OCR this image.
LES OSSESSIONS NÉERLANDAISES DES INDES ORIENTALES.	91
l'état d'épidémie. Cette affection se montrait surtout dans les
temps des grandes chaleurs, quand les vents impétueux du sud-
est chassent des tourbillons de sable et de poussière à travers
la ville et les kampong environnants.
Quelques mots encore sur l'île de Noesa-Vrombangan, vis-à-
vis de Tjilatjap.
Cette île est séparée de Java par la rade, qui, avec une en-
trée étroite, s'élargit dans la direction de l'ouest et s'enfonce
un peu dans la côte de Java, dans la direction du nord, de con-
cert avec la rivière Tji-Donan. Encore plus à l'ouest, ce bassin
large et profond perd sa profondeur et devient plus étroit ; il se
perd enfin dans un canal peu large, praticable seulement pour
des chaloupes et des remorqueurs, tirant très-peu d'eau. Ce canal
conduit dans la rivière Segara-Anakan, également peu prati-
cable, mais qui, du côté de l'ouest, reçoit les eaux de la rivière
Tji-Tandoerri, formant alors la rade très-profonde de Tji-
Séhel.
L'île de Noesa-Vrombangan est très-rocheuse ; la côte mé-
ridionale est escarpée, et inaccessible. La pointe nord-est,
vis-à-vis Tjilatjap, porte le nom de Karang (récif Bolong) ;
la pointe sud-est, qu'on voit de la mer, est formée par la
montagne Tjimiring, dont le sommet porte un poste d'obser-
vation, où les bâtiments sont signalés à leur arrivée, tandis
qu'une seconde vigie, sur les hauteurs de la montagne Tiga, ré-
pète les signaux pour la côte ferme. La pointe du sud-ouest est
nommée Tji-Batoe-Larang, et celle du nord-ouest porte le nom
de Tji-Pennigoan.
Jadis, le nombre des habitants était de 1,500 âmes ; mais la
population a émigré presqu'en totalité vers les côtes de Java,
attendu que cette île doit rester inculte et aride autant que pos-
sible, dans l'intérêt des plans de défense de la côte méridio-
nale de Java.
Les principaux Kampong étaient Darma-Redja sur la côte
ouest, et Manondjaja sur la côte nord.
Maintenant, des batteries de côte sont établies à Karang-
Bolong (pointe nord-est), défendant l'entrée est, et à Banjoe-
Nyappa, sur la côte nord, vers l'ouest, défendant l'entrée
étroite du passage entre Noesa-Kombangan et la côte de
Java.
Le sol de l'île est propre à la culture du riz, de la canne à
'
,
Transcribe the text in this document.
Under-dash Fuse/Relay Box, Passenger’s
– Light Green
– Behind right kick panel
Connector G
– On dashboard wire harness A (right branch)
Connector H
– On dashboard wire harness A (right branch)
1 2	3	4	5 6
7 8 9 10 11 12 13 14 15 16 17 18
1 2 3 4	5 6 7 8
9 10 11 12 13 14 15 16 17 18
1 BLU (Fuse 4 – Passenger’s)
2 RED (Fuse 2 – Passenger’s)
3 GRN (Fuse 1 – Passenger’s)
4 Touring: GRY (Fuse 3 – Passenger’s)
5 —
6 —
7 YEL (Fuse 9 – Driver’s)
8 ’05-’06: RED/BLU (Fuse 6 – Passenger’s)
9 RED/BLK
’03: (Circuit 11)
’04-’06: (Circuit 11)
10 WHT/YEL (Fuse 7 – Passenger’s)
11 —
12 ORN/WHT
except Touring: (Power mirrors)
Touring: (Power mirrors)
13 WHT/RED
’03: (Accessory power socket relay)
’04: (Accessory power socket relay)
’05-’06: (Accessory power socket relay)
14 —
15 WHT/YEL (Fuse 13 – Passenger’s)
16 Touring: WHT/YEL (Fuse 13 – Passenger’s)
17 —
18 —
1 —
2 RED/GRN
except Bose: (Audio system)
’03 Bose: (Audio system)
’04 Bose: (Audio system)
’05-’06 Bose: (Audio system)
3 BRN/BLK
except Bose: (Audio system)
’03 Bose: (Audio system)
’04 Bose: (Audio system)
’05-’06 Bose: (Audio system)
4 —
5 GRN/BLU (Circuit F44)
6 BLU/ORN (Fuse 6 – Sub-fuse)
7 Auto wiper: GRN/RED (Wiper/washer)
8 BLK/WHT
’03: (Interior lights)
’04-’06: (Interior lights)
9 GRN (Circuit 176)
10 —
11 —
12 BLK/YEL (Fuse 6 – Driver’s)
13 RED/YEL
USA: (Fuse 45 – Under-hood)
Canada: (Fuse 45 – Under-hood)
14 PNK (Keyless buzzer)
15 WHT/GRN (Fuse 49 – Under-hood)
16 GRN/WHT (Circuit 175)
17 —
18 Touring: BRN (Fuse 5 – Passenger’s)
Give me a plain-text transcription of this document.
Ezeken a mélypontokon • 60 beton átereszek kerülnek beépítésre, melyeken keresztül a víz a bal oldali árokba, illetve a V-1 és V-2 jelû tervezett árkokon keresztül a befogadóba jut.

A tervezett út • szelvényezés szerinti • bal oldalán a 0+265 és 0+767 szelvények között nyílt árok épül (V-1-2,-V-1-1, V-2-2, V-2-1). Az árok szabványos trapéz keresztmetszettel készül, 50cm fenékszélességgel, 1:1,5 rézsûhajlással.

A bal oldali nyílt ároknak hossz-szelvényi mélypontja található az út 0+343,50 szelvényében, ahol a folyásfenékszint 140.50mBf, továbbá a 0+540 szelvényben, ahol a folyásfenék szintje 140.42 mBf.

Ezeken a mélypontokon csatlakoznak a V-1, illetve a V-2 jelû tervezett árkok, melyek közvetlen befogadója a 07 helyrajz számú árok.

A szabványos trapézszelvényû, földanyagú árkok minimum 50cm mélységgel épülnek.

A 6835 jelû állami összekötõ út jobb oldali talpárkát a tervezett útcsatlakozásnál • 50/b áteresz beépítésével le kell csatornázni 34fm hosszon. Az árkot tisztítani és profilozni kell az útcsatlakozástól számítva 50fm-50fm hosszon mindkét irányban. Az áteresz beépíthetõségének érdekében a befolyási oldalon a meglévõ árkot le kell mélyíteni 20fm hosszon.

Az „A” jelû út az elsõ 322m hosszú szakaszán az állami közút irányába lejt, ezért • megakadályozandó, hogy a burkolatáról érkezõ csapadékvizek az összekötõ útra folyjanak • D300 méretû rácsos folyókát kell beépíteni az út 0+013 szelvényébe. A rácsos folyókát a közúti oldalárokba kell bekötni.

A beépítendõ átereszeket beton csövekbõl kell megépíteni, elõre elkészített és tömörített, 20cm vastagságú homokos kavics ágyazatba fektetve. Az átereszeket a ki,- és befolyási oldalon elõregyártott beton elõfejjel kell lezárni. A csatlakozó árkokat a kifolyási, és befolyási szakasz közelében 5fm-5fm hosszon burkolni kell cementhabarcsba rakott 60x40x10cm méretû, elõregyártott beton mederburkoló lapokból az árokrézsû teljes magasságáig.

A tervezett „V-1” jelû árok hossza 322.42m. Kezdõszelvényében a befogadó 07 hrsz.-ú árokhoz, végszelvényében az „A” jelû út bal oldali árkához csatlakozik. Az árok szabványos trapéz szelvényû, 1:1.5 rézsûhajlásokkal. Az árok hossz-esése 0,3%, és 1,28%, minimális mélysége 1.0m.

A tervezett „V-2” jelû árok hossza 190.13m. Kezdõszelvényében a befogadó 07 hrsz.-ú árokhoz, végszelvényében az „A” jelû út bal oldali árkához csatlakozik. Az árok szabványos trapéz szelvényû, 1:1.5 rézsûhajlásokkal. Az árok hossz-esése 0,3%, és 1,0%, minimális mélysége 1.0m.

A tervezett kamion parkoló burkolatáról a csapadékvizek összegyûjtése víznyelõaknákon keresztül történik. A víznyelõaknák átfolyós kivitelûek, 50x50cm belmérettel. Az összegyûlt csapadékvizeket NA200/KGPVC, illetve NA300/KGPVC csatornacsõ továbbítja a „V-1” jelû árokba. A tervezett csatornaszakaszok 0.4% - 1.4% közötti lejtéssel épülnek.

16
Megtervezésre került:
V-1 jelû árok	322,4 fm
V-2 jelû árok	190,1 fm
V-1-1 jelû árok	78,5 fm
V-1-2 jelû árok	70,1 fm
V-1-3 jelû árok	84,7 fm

TASK: Show each line holding the word "entrée".

FINISHED TASK:
Bolong (pointe nord-est), défendant l'entrée est, et à Banjoe-
Nyappa, sur la côte nord, vers l'ouest, défendant l'entrée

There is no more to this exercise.